YOUR TASK:
Search the records below for the word "زهرة". Pull out each line that has it.
[EXTRACTED DATA start]
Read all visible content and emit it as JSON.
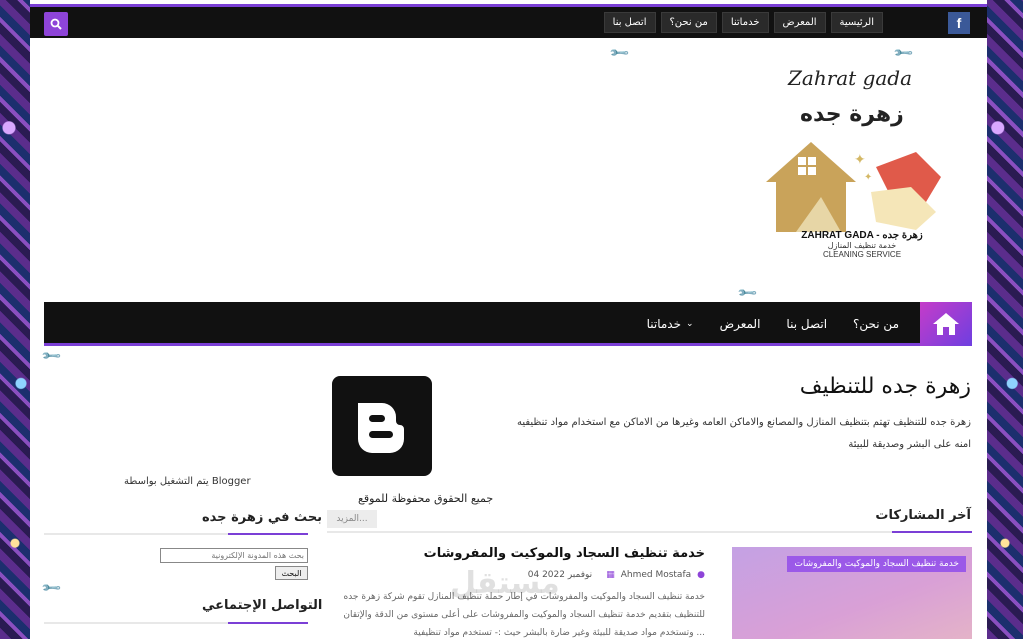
{
  "topbar": {
    "facebook_label": "f",
    "nav": [
      "الرئيسية",
      "المعرض",
      "خدماتنا",
      "من نحن؟",
      "اتصل بنا"
    ]
  },
  "logo": {
    "script": "Zahrat gada",
    "arabic": "زهرة جده",
    "line1": "ZAHRAT GADA - زهرة جده",
    "line2": "خدمة تنظيف المنازل",
    "line3": "CLEANING SERVICE"
  },
  "mainnav": {
    "items": [
      "من نحن؟",
      "اتصل بنا",
      "المعرض",
      "خدماتنا"
    ]
  },
  "site": {
    "title": "زهرة جده للتنظيف",
    "description": "زهرة جده للتنظيف تهتم بتنظيف المنازل والمصانع والاماكن العامه وغيرها من الاماكن مع استخدام مواد تنظيفيه امنه على البشر وصديقة للبيئة",
    "rights": "جميع الحقوق محفوظة للموقع",
    "powered": "يتم التشغيل بواسطة Blogger"
  },
  "latest": {
    "heading": "آخر المشاركات",
    "more": "المزيد..."
  },
  "search_widget": {
    "heading": "بحث في زهرة جده",
    "placeholder": "بحث هذه المدونة الإلكترونية",
    "button": "البحث"
  },
  "social_widget": {
    "heading": "التواصل الإجتماعي"
  },
  "post": {
    "thumb_label": "خدمة تنظيف السجاد والموكيت والمفروشات",
    "title": "خدمة تنظيف السجاد والموكيت والمفروشات",
    "author": "Ahmed Mostafa",
    "date": "04 نوفمبر 2022",
    "excerpt": "خدمة تنظيف السجاد والموكيت والمفروشات في إطار حملة تنظيف المنازل تقوم شركة زهرة جده للتنظيف بتقديم خدمة تنظيف السجاد والموكيت والمفروشات على أعلى مستوى من الدقة والإتقان وتستخدم مواد صديقة للبيئة وغير ضارة بالبشر حيث :- تستخدم مواد تنظيفية ..."
  },
  "watermark": "مستقل",
  "colors": {
    "accent": "#7b3fd6",
    "dark": "#111111",
    "facebook": "#3b5998"
  }
}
[EXTRACTED DATA end]
FINISHED TASK:
    "arabic": "زهرة جده",
    "line1": "ZAHRAT GADA - زهرة جده",
    "title": "زهرة جده للتنظيف",
    "description": "زهرة جده للتنظيف تهتم بتنظيف المنازل والمصانع والاماكن العامه وغيرها من الاماكن مع استخدام مواد تنظيفيه امنه على البشر وصديقة للبيئة",
    "heading": "بحث في زهرة جده",
    "excerpt": "خدمة تنظيف السجاد والموكيت والمفروشات في إطار حملة تنظيف المنازل تقوم شركة زهرة جده للتنظيف بتقديم خدمة تنظيف السجاد والموكيت والمفروشات على أعلى مستوى من الدقة والإتقان وتستخدم مواد صديقة للبيئة وغير ضارة بالبشر حيث :- تستخدم مواد تنظيفية ..."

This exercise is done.